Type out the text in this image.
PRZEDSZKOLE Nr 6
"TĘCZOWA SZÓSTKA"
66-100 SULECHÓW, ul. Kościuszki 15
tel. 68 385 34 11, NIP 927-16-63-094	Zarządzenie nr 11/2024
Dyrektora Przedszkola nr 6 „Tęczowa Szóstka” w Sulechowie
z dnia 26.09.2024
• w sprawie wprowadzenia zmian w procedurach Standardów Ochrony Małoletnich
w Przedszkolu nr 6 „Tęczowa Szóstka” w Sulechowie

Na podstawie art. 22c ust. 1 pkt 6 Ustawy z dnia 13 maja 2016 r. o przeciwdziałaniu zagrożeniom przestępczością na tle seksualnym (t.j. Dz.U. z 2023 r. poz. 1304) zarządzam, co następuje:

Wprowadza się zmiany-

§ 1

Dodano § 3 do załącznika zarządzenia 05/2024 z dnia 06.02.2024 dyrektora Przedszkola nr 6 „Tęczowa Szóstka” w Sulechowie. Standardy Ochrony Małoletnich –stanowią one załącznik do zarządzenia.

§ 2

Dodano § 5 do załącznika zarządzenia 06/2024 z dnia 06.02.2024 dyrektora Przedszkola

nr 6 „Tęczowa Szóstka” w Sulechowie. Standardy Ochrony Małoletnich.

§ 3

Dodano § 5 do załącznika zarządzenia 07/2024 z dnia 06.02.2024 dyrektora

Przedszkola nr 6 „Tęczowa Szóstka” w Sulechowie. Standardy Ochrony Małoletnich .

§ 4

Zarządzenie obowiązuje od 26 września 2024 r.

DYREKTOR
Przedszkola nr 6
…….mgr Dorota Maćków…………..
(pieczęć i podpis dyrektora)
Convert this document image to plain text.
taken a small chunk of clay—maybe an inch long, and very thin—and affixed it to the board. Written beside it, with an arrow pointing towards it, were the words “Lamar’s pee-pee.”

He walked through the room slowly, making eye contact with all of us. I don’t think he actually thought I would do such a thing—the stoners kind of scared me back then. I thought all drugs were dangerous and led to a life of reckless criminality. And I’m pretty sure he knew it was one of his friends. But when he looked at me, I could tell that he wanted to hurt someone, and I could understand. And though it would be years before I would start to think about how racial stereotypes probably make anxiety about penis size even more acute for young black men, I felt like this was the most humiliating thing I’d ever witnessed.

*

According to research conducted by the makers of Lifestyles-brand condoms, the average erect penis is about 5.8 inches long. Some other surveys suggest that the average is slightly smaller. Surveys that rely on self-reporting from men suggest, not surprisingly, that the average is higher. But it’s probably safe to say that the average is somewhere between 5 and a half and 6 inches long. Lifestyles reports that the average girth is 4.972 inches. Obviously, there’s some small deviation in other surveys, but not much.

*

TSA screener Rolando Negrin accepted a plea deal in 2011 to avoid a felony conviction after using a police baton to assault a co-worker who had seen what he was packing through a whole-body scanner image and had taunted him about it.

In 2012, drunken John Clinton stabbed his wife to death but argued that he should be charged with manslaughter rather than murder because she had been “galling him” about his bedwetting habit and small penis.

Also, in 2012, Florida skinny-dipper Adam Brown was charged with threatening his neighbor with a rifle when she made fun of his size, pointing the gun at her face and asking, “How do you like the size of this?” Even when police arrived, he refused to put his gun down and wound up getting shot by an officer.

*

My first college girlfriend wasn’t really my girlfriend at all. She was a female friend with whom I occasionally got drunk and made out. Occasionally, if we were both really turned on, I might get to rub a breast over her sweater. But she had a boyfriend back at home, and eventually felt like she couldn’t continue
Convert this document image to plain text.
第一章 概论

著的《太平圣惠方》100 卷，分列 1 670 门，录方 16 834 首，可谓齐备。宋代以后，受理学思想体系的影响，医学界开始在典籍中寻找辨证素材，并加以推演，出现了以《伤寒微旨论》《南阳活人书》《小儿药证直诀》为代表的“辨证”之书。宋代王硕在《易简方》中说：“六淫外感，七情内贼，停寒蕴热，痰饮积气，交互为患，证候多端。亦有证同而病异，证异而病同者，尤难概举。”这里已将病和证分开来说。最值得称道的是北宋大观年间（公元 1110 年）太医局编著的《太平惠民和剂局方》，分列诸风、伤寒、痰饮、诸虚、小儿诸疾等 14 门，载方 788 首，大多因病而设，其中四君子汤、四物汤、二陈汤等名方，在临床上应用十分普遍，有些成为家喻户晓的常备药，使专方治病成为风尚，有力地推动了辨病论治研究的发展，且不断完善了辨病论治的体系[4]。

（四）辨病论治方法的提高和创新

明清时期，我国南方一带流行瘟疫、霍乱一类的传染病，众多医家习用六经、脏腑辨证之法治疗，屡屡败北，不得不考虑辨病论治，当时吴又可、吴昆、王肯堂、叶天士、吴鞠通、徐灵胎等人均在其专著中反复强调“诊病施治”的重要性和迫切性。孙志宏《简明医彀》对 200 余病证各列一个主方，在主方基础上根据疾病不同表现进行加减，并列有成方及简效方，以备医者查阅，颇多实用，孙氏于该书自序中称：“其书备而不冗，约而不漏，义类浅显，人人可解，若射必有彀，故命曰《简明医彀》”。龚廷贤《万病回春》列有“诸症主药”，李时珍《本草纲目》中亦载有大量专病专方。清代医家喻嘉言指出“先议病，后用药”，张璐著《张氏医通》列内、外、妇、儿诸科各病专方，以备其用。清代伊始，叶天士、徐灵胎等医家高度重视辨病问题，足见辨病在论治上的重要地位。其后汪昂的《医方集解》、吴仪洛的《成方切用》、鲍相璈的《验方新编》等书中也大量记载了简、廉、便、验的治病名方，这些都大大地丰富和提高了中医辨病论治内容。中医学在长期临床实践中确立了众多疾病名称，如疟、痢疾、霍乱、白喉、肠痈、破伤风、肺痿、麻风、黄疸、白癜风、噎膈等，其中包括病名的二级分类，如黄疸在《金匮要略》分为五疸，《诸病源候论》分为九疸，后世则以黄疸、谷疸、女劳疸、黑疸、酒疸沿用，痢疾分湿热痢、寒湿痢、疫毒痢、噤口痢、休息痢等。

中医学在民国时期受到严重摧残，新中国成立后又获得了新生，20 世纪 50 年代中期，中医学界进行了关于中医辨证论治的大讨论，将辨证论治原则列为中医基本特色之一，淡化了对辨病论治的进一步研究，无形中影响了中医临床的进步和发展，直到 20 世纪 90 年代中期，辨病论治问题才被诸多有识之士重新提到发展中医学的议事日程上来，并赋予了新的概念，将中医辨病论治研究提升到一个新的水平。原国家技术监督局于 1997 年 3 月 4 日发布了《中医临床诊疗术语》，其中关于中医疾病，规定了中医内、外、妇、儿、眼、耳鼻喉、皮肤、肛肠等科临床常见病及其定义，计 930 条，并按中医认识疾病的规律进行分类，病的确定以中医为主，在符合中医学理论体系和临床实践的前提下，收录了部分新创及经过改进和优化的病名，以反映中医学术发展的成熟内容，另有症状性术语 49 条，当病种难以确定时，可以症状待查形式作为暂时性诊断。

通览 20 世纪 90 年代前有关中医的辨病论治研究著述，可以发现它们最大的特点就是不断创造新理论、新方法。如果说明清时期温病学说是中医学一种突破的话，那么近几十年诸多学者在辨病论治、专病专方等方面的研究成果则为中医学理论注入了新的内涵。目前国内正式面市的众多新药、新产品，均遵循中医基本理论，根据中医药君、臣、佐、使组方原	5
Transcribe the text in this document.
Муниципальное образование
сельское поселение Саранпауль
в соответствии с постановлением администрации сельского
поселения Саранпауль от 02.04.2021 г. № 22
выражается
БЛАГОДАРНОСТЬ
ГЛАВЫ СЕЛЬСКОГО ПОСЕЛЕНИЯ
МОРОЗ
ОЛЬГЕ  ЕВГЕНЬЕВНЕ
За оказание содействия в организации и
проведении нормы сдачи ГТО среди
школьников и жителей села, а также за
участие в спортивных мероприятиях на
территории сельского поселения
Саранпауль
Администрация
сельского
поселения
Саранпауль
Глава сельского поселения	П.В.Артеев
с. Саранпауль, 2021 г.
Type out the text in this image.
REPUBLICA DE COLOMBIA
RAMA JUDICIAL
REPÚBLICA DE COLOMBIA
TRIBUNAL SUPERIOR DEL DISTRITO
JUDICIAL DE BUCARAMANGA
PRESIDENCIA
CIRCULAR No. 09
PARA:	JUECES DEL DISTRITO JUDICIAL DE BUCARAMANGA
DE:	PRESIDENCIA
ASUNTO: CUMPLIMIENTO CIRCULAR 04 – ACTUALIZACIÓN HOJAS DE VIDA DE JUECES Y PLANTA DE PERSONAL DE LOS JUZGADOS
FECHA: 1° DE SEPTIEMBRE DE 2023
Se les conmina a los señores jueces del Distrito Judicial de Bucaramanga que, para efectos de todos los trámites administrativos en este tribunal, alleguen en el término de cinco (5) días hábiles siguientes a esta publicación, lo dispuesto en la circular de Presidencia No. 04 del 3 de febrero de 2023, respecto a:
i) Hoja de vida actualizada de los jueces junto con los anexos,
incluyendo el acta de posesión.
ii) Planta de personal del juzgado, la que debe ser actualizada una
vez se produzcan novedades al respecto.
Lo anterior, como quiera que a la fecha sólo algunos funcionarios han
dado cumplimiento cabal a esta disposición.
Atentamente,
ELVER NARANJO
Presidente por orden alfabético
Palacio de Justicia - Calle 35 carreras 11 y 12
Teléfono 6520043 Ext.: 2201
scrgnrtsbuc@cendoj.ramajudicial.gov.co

* _Set task_
Go through the material above and count the lines that contain "actualizada"; answer with the number alone.

* _Answer in full_
2